• Directions for this task
Extract the full set of records that follows, word for word.

[Collection entries]
┄┄┄┄┄┄┄┄┄┄┄┄┄┄┄┄┄┄┄┄
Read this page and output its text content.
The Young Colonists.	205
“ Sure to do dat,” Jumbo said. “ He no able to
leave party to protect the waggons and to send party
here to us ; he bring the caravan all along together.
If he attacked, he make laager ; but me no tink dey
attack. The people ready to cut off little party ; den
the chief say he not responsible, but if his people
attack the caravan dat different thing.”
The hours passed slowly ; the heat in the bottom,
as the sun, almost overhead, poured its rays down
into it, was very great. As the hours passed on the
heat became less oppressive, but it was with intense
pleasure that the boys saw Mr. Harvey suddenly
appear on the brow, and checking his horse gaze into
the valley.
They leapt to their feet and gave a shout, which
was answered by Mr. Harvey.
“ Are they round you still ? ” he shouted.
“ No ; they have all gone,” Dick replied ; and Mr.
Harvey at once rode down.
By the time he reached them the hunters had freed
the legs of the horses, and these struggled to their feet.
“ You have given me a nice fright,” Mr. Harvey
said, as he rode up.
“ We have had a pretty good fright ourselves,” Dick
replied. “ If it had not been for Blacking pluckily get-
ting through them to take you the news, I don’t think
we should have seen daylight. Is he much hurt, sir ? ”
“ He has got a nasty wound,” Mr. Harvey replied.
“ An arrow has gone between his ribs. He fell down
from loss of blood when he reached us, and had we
┄┄┄┄┄┄┄┄┄┄┄┄┄┄┄┄┄┄┄┄
• Task output
Read this page and output its text content.
The Young Colonists.	205
“ Sure to do dat,” Jumbo said. “ He no able to
leave party to protect the waggons and to send party
here to us ; he bring the caravan all along together.
If he attacked, he make laager ; but me no tink dey
attack. The people ready to cut off little party ; den
the chief say he not responsible, but if his people
attack the caravan dat different thing.”
The hours passed slowly ; the heat in the bottom,
as the sun, almost overhead, poured its rays down
into it, was very great. As the hours passed on the
heat became less oppressive, but it was with intense
pleasure that the boys saw Mr. Harvey suddenly
appear on the brow, and checking his horse gaze into
the valley.
They leapt to their feet and gave a shout, which
was answered by Mr. Harvey.
“ Are they round you still ? ” he shouted.
“ No ; they have all gone,” Dick replied ; and Mr.
Harvey at once rode down.
By the time he reached them the hunters had freed
the legs of the horses, and these struggled to their feet.
“ You have given me a nice fright,” Mr. Harvey
said, as he rode up.
“ We have had a pretty good fright ourselves,” Dick
replied. “ If it had not been for Blacking pluckily get-
ting through them to take you the news, I don’t think
we should have seen daylight. Is he much hurt, sir ? ”
“ He has got a nasty wound,” Mr. Harvey replied.
“ An arrow has gone between his ribs. He fell down
from loss of blood when he reached us, and had we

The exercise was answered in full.